# Data for the task start

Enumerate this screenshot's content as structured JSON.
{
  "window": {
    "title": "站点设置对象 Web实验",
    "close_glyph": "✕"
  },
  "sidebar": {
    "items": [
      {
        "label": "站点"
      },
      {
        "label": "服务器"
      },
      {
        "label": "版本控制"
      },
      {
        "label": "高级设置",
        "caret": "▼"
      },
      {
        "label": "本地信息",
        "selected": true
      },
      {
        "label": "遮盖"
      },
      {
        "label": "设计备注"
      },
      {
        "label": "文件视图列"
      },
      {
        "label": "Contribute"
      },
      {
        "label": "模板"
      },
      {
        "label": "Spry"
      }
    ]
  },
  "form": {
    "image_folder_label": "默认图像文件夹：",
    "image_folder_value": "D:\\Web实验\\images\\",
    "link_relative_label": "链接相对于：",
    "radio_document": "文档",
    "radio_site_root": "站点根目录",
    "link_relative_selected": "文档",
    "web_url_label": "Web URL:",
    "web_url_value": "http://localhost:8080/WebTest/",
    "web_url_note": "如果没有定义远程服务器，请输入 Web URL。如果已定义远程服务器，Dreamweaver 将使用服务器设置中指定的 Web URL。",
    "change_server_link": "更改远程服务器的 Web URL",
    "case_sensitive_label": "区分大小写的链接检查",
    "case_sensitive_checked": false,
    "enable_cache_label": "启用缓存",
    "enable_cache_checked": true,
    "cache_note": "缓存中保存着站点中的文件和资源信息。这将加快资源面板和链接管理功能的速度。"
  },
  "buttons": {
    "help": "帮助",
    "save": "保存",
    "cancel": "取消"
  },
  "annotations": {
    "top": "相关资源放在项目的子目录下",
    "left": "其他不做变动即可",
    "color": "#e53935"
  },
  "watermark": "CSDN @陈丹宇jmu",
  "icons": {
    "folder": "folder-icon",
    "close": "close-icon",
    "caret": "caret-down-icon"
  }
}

# Data for the task end

■ **Exercise details**
Output all of the material, please, exactly as it stands.

■ **Task answer**
Enumerate this screenshot's content as structured JSON.
{
  "window": {
    "title": "站点设置对象 Web实验",
    "close_glyph": "✕"
  },
  "sidebar": {
    "items": [
      {
        "label": "站点"
      },
      {
        "label": "服务器"
      },
      {
        "label": "版本控制"
      },
      {
        "label": "高级设置",
        "caret": "▼"
      },
      {
        "label": "本地信息",
        "selected": true
      },
      {
        "label": "遮盖"
      },
      {
        "label": "设计备注"
      },
      {
        "label": "文件视图列"
      },
      {
        "label": "Contribute"
      },
      {
        "label": "模板"
      },
      {
        "label": "Spry"
      }
    ]
  },
  "form": {
    "image_folder_label": "默认图像文件夹：",
    "image_folder_value": "D:\\Web实验\\images\\",
    "link_relative_label": "链接相对于：",
    "radio_document": "文档",
    "radio_site_root": "站点根目录",
    "link_relative_selected": "文档",
    "web_url_label": "Web URL:",
    "web_url_value": "http://localhost:8080/WebTest/",
    "web_url_note": "如果没有定义远程服务器，请输入 Web URL。如果已定义远程服务器，Dreamweaver 将使用服务器设置中指定的 Web URL。",
    "change_server_link": "更改远程服务器的 Web URL",
    "case_sensitive_label": "区分大小写的链接检查",
    "case_sensitive_checked": false,
    "enable_cache_label": "启用缓存",
    "enable_cache_checked": true,
    "cache_note": "缓存中保存着站点中的文件和资源信息。这将加快资源面板和链接管理功能的速度。"
  },
  "buttons": {
    "help": "帮助",
    "save": "保存",
    "cancel": "取消"
  },
  "annotations": {
    "top": "相关资源放在项目的子目录下",
    "left": "其他不做变动即可",
    "color": "#e53935"
  },
  "watermark": "CSDN @陈丹宇jmu",
  "icons": {
    "folder": "folder-icon",
    "close": "close-icon",
    "caret": "caret-down-icon"
  }
}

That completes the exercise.